Entries shown:
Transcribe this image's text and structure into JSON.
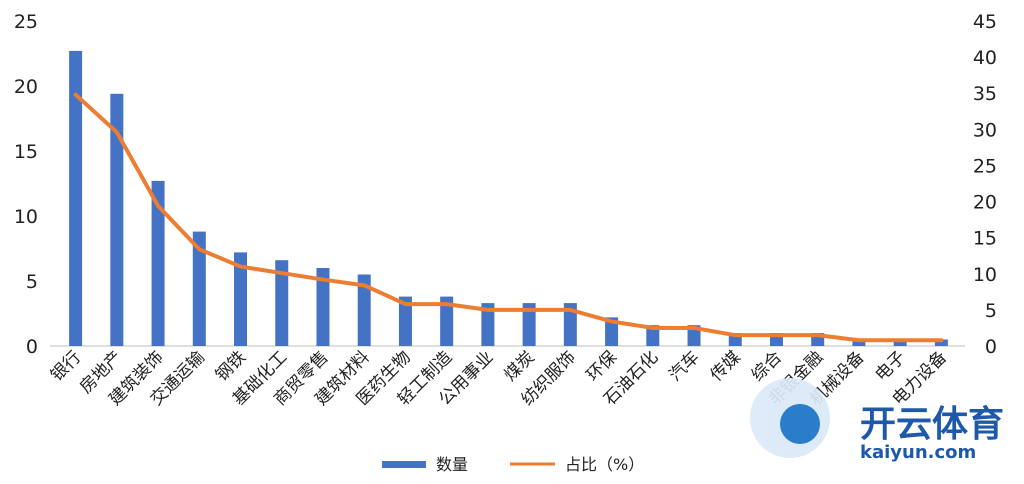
{
  "chart_data": {
    "type": "bar",
    "categories": [
      "银行",
      "房地产",
      "建筑装饰",
      "交通运输",
      "钢铁",
      "基础化工",
      "商贸零售",
      "建筑材料",
      "医药生物",
      "轻工制造",
      "公用事业",
      "煤炭",
      "纺织服饰",
      "环保",
      "石油石化",
      "汽车",
      "传媒",
      "综合",
      "非银金融",
      "机械设备",
      "电子",
      "电力设备"
    ],
    "series": [
      {
        "name": "数量",
        "kind": "bar",
        "axis": "left",
        "color": "#4472C4",
        "values": [
          22.7,
          19.4,
          12.7,
          8.8,
          7.2,
          6.6,
          6.0,
          5.5,
          3.8,
          3.8,
          3.3,
          3.3,
          3.3,
          2.2,
          1.6,
          1.6,
          1.0,
          1.0,
          1.0,
          0.5,
          0.5,
          0.5
        ]
      },
      {
        "name": "占比（%）",
        "kind": "line",
        "axis": "right",
        "color": "#ED7D31",
        "values": [
          34.8,
          29.6,
          19.4,
          13.4,
          11.0,
          10.1,
          9.2,
          8.4,
          5.8,
          5.8,
          5.0,
          5.0,
          5.0,
          3.4,
          2.5,
          2.5,
          1.5,
          1.5,
          1.5,
          0.8,
          0.8,
          0.8
        ]
      }
    ],
    "y_left": {
      "min": 0,
      "max": 25,
      "ticks": [
        "0",
        "5",
        "10",
        "15",
        "20",
        "25"
      ]
    },
    "y_right": {
      "min": 0,
      "max": 45,
      "ticks": [
        "0",
        "5",
        "10",
        "15",
        "20",
        "25",
        "30",
        "35",
        "40",
        "45"
      ]
    },
    "grid": false,
    "legend": {
      "position": "bottom",
      "items": [
        "数量",
        "占比（%）"
      ]
    }
  },
  "watermark": {
    "brand": "开云体育",
    "domain": "kaiyun.com"
  }
}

Task description: Pictures in the records must not appear in the copy; transcribe everything else precisely.

Correct answer:
Transcribe this image's text and structure into JSON.
{
  "chart_data": {
    "type": "bar",
    "categories": [
      "银行",
      "房地产",
      "建筑装饰",
      "交通运输",
      "钢铁",
      "基础化工",
      "商贸零售",
      "建筑材料",
      "医药生物",
      "轻工制造",
      "公用事业",
      "煤炭",
      "纺织服饰",
      "环保",
      "石油石化",
      "汽车",
      "传媒",
      "综合",
      "非银金融",
      "机械设备",
      "电子",
      "电力设备"
    ],
    "series": [
      {
        "name": "数量",
        "kind": "bar",
        "axis": "left",
        "color": "#4472C4",
        "values": [
          22.7,
          19.4,
          12.7,
          8.8,
          7.2,
          6.6,
          6.0,
          5.5,
          3.8,
          3.8,
          3.3,
          3.3,
          3.3,
          2.2,
          1.6,
          1.6,
          1.0,
          1.0,
          1.0,
          0.5,
          0.5,
          0.5
        ]
      },
      {
        "name": "占比（%）",
        "kind": "line",
        "axis": "right",
        "color": "#ED7D31",
        "values": [
          34.8,
          29.6,
          19.4,
          13.4,
          11.0,
          10.1,
          9.2,
          8.4,
          5.8,
          5.8,
          5.0,
          5.0,
          5.0,
          3.4,
          2.5,
          2.5,
          1.5,
          1.5,
          1.5,
          0.8,
          0.8,
          0.8
        ]
      }
    ],
    "y_left": {
      "min": 0,
      "max": 25,
      "ticks": [
        "0",
        "5",
        "10",
        "15",
        "20",
        "25"
      ]
    },
    "y_right": {
      "min": 0,
      "max": 45,
      "ticks": [
        "0",
        "5",
        "10",
        "15",
        "20",
        "25",
        "30",
        "35",
        "40",
        "45"
      ]
    },
    "grid": false,
    "legend": {
      "position": "bottom",
      "items": [
        "数量",
        "占比（%）"
      ]
    }
  },
  "watermark": {
    "brand": "开云体育",
    "domain": "kaiyun.com"
  }
}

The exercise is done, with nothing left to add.